§ THE EXERCISE
Find every line in the records below that holds the word "style" and copy it.

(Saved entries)
··········
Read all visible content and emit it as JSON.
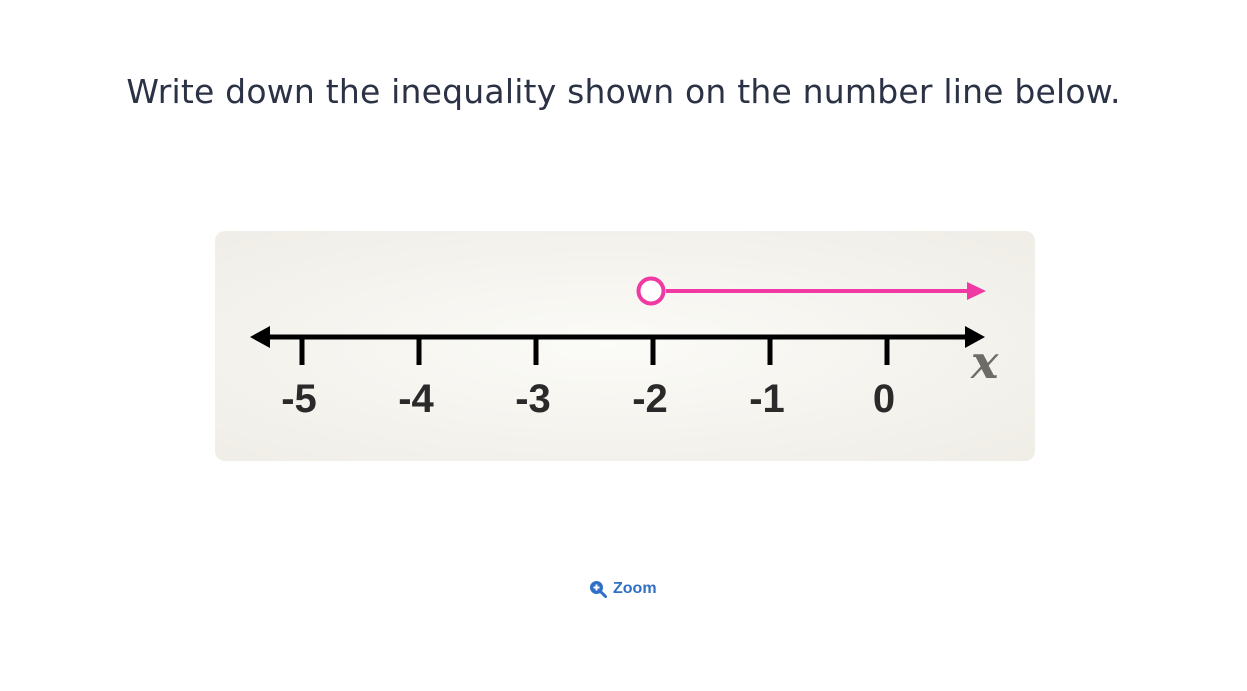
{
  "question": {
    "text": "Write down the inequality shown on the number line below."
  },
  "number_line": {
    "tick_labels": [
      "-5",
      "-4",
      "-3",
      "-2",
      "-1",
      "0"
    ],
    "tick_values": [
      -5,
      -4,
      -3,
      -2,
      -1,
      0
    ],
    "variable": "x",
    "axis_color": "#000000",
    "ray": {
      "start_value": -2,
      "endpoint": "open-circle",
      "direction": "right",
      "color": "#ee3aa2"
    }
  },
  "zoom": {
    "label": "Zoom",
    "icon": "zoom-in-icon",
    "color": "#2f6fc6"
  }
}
··········
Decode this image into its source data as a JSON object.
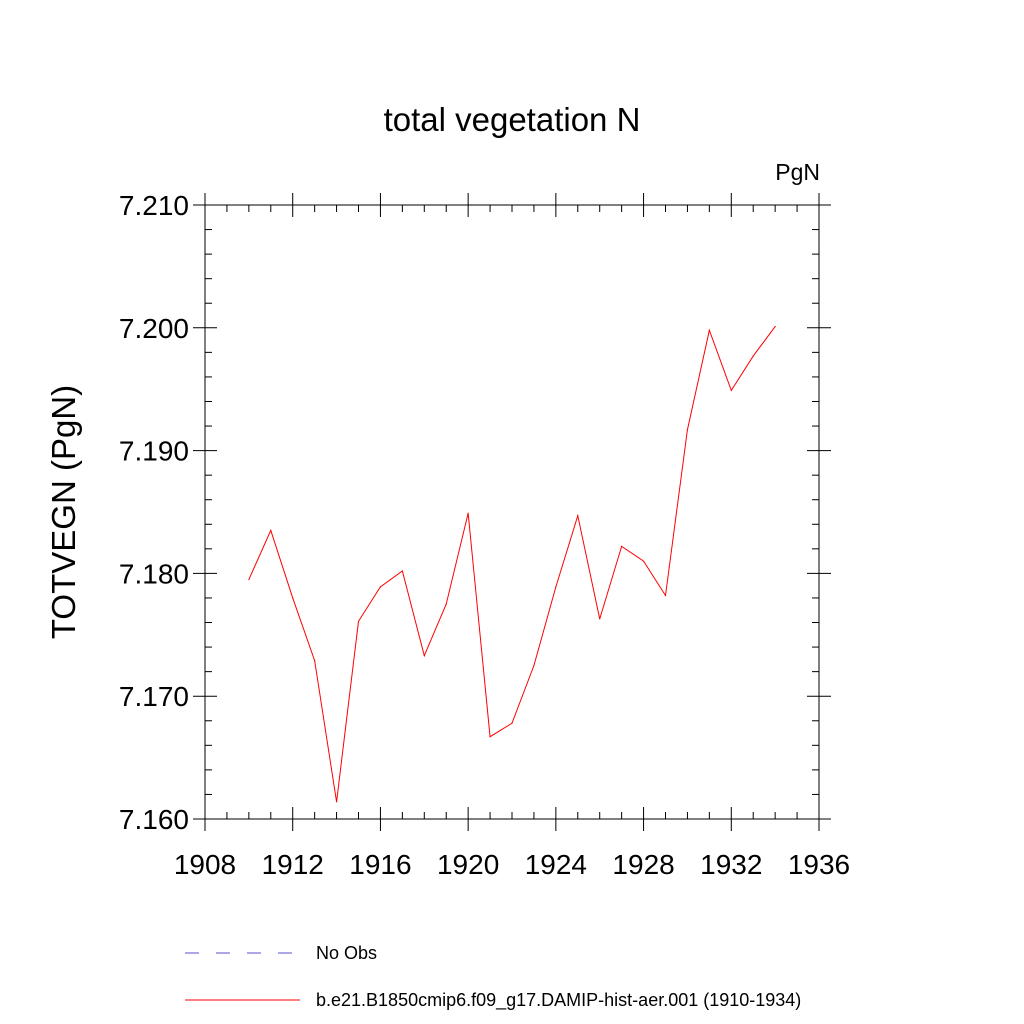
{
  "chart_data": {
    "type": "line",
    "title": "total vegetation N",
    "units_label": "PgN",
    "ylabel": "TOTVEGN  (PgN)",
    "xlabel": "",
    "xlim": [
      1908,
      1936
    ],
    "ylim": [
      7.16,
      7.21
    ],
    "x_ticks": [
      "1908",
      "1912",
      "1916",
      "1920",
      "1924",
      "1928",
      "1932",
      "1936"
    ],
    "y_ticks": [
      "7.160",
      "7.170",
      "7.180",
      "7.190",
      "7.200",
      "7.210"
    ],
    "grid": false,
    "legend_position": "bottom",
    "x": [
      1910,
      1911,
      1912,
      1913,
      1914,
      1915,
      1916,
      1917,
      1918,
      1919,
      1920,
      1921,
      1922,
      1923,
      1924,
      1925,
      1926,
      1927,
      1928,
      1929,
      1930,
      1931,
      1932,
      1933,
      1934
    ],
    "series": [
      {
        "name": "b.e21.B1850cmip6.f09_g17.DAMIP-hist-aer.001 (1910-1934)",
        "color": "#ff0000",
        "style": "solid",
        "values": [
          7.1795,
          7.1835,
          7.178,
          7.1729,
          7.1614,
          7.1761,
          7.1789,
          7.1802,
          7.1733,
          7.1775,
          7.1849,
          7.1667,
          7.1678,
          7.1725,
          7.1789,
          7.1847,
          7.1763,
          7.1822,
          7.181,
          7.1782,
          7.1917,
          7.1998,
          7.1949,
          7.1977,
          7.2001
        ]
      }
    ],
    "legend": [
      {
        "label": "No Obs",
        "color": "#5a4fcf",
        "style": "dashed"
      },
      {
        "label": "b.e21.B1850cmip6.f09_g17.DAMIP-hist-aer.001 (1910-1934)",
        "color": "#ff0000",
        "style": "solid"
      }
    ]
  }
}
··········
§ FULL OUTPUT
        "style": "solid",
        "style": "dashed"
        "style": "solid"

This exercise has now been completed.